Dataset records on visual material:
________________

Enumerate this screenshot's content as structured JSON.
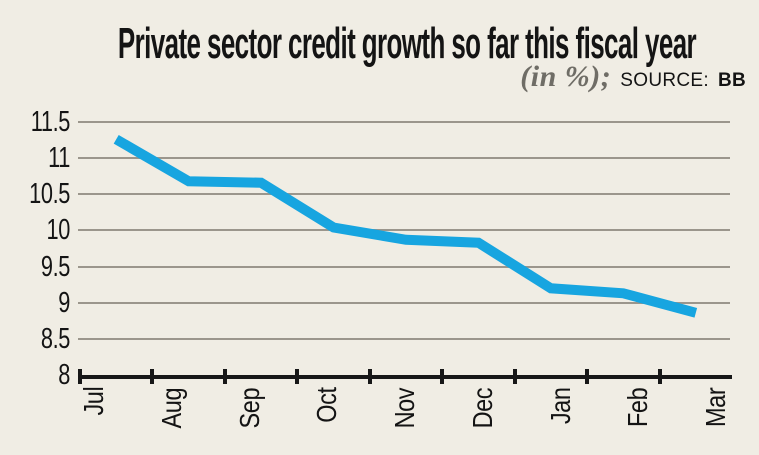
{
  "header": {
    "title": "Private sector credit growth so far this fiscal year",
    "unit_note": "(in %);",
    "source_label": "SOURCE:",
    "source_value": "BB"
  },
  "chart_data": {
    "type": "line",
    "title": "Private sector credit growth so far this fiscal year",
    "unit": "%",
    "categories": [
      "Jul",
      "Aug",
      "Sep",
      "Oct",
      "Nov",
      "Dec",
      "Jan",
      "Feb",
      "Mar"
    ],
    "values": [
      11.26,
      10.68,
      10.66,
      10.04,
      9.87,
      9.83,
      9.2,
      9.13,
      8.86
    ],
    "xlabel": "",
    "ylabel": "",
    "ylim": [
      8,
      11.5
    ],
    "y_tick_step": 0.5,
    "y_tick_labels": [
      "11.5",
      "11",
      "10.5",
      "10",
      "9.5",
      "9",
      "8.5",
      "8"
    ],
    "grid": "horizontal",
    "legend": "none"
  },
  "colors": {
    "background": "#f0ede4",
    "line": "#17a5e0",
    "gridline": "#9b968c",
    "axis": "#171717",
    "title_text": "#141414",
    "unit_note_gray": "#6f6d66"
  }
}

________________

__Task goal__: Transcribe the complete set of entries verbatim. No pictures belong in the copy.

__Correct answer__:
Enumerate this screenshot's content as structured JSON.
{
  "header": {
    "title": "Private sector credit growth so far this fiscal year",
    "unit_note": "(in %);",
    "source_label": "SOURCE:",
    "source_value": "BB"
  },
  "chart_data": {
    "type": "line",
    "title": "Private sector credit growth so far this fiscal year",
    "unit": "%",
    "categories": [
      "Jul",
      "Aug",
      "Sep",
      "Oct",
      "Nov",
      "Dec",
      "Jan",
      "Feb",
      "Mar"
    ],
    "values": [
      11.26,
      10.68,
      10.66,
      10.04,
      9.87,
      9.83,
      9.2,
      9.13,
      8.86
    ],
    "xlabel": "",
    "ylabel": "",
    "ylim": [
      8,
      11.5
    ],
    "y_tick_step": 0.5,
    "y_tick_labels": [
      "11.5",
      "11",
      "10.5",
      "10",
      "9.5",
      "9",
      "8.5",
      "8"
    ],
    "grid": "horizontal",
    "legend": "none"
  },
  "colors": {
    "background": "#f0ede4",
    "line": "#17a5e0",
    "gridline": "#9b968c",
    "axis": "#171717",
    "title_text": "#141414",
    "unit_note_gray": "#6f6d66"
  }
}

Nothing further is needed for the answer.